### PROVIDED INFORMATION
───

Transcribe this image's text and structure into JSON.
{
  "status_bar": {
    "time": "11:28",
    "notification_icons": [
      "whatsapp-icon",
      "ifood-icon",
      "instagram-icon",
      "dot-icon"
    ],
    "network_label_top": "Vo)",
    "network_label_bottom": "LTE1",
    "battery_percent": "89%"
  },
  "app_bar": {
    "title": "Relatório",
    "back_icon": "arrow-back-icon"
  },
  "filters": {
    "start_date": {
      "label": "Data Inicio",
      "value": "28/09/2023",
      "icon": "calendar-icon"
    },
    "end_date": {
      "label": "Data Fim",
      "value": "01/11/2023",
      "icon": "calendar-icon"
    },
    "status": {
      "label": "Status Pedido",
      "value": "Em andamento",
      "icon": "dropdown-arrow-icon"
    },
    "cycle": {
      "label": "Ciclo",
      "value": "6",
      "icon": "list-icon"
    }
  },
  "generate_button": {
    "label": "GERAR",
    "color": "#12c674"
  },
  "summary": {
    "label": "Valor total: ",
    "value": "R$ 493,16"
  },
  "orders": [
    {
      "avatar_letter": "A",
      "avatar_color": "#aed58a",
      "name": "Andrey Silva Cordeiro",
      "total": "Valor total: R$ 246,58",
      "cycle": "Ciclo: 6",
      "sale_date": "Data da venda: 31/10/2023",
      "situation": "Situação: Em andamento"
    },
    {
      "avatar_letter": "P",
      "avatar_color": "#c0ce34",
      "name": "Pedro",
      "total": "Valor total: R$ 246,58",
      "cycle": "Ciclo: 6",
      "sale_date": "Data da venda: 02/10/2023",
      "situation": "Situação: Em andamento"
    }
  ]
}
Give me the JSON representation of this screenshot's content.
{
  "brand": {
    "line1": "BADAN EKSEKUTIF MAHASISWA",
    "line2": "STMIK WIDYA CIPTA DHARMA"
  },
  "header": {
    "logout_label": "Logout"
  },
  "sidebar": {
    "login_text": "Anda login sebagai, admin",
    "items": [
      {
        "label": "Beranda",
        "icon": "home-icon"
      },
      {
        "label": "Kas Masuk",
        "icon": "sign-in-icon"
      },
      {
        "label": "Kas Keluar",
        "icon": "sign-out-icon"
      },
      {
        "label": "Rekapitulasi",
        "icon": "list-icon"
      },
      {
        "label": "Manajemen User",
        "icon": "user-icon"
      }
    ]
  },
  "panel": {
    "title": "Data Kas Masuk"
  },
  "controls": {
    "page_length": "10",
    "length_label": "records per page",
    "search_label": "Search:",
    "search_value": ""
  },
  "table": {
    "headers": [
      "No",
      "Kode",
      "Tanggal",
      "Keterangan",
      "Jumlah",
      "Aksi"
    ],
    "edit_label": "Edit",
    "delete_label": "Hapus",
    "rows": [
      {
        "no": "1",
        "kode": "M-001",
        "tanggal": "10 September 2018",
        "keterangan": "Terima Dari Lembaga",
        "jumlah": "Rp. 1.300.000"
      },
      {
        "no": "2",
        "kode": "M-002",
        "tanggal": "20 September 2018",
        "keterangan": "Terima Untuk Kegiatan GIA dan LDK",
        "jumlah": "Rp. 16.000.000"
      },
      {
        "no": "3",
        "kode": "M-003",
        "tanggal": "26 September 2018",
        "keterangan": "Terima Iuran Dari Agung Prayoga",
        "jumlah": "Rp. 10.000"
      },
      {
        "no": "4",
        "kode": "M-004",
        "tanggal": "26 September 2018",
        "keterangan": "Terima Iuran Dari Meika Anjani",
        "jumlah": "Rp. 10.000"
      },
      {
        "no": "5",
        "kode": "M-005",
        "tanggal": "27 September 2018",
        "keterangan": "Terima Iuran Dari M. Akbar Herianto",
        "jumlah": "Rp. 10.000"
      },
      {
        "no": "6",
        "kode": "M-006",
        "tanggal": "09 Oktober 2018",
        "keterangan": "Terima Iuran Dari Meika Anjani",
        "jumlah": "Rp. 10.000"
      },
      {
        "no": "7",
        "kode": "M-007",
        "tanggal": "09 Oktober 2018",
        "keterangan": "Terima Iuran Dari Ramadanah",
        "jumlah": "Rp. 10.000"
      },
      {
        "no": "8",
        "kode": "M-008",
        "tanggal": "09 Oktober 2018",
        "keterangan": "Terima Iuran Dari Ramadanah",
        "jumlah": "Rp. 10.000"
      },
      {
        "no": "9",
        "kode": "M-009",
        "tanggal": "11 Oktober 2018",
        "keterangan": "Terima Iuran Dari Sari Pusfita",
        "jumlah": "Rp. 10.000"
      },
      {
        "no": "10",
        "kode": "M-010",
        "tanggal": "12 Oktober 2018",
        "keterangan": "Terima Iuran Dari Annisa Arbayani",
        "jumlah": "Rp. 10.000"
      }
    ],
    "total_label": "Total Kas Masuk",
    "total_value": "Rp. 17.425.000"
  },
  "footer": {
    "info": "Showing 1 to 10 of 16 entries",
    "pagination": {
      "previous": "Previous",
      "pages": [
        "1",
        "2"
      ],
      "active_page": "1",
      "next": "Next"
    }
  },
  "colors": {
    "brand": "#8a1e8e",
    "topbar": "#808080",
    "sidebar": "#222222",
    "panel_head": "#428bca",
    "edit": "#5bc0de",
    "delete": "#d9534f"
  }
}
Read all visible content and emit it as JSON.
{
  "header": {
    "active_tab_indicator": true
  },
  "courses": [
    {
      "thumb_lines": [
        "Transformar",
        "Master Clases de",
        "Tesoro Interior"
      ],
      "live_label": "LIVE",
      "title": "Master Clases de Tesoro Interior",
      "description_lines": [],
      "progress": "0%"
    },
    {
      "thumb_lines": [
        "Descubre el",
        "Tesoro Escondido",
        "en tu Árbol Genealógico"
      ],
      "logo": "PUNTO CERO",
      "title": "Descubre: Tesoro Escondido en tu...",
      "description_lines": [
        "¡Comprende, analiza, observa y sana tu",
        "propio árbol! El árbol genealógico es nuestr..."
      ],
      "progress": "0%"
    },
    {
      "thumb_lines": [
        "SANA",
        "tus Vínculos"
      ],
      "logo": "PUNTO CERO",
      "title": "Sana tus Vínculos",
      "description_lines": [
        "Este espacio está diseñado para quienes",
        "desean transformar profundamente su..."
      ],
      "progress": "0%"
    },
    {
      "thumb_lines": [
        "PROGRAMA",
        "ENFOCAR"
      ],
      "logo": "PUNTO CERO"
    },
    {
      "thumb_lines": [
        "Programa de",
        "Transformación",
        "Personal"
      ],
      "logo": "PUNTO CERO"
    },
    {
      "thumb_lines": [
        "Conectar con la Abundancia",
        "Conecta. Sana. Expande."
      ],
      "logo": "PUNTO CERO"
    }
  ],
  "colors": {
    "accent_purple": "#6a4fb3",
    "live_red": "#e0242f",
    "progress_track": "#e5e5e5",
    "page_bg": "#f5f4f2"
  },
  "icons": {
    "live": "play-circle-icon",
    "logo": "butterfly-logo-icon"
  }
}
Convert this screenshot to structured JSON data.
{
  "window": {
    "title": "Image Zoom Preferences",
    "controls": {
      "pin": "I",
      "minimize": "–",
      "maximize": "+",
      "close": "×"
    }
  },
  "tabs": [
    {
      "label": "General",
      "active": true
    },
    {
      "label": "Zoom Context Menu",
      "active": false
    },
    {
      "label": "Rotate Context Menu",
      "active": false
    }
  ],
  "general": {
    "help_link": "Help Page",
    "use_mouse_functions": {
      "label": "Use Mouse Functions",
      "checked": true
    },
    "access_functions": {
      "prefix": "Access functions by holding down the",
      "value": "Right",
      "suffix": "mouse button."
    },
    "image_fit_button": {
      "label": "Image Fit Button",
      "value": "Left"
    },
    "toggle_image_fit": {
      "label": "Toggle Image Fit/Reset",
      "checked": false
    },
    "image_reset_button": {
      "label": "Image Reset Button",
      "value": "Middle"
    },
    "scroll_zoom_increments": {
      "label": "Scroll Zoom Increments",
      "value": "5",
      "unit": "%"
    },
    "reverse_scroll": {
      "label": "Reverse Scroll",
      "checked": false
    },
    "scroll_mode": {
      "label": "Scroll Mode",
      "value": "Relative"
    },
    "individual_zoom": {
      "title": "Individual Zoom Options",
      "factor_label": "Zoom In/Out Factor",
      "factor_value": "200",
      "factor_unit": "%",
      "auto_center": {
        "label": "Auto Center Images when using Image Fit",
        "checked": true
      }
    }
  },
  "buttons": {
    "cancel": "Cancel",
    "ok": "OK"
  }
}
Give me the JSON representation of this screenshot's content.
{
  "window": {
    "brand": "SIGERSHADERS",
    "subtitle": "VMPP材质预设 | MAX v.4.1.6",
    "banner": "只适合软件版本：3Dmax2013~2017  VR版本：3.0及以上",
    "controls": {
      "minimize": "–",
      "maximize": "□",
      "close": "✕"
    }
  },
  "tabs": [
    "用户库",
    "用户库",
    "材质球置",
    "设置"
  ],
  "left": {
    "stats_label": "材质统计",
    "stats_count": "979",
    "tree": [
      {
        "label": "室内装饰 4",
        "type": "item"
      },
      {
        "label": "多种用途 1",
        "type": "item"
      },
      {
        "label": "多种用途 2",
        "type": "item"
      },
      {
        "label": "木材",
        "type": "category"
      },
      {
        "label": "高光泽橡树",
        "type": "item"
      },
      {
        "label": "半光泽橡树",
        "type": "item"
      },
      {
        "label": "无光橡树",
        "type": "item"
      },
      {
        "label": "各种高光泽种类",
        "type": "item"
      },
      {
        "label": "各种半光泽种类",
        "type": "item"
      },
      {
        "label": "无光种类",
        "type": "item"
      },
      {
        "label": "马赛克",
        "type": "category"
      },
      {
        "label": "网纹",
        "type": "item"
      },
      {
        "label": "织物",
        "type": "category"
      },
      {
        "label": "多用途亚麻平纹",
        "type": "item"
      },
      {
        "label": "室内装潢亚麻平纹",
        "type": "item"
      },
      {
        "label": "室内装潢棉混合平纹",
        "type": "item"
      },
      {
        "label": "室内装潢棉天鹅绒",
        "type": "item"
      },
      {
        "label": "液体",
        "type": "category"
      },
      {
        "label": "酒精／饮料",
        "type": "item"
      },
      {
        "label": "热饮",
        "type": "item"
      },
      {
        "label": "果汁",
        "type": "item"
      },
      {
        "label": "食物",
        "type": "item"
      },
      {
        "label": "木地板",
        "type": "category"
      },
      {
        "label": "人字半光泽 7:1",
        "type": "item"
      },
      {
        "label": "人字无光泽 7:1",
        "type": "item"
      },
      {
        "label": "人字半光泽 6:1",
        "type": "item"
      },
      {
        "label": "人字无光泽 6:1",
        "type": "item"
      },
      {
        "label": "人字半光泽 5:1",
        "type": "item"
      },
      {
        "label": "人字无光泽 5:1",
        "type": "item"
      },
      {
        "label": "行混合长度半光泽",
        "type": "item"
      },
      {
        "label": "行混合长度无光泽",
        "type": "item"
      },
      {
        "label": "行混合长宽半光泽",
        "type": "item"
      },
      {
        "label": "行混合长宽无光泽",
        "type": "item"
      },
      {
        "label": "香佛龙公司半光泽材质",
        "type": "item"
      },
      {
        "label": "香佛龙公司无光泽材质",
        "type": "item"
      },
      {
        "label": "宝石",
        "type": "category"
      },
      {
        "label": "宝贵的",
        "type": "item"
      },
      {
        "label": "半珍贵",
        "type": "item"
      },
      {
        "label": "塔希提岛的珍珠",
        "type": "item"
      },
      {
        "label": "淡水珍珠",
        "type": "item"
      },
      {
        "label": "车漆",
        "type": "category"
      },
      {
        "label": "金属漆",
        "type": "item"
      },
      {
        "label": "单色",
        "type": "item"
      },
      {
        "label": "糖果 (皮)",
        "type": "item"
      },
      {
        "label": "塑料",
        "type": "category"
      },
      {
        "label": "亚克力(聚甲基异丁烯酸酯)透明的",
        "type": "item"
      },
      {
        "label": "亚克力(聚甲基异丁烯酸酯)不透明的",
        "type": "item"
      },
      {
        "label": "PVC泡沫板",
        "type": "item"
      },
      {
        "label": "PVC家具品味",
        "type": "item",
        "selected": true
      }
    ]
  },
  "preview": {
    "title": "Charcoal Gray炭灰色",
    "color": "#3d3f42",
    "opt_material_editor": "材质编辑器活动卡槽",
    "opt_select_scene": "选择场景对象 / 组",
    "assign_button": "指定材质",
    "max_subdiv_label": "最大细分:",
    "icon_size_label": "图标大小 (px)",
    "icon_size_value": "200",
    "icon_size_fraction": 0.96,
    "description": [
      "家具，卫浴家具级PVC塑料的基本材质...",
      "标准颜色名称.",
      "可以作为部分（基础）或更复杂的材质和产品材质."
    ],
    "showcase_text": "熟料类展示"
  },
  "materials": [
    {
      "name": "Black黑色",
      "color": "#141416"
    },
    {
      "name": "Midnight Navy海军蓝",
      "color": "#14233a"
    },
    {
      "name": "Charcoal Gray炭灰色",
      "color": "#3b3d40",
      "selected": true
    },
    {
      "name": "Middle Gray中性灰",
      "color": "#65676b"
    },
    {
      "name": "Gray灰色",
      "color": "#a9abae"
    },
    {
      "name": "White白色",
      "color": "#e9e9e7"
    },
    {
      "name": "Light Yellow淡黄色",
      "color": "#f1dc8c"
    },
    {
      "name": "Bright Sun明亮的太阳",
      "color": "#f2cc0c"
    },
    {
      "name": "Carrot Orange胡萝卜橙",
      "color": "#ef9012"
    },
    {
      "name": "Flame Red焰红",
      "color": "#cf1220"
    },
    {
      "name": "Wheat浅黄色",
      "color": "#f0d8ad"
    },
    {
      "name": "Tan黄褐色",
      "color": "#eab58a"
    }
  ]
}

───

### WHAT YOU SHOULD DO
Return all the lines that contain the string "人字半光泽".

### RESPONSE TO THIS TASK
        "label": "人字半光泽 7:1",
        "label": "人字半光泽 6:1",
        "label": "人字半光泽 5:1",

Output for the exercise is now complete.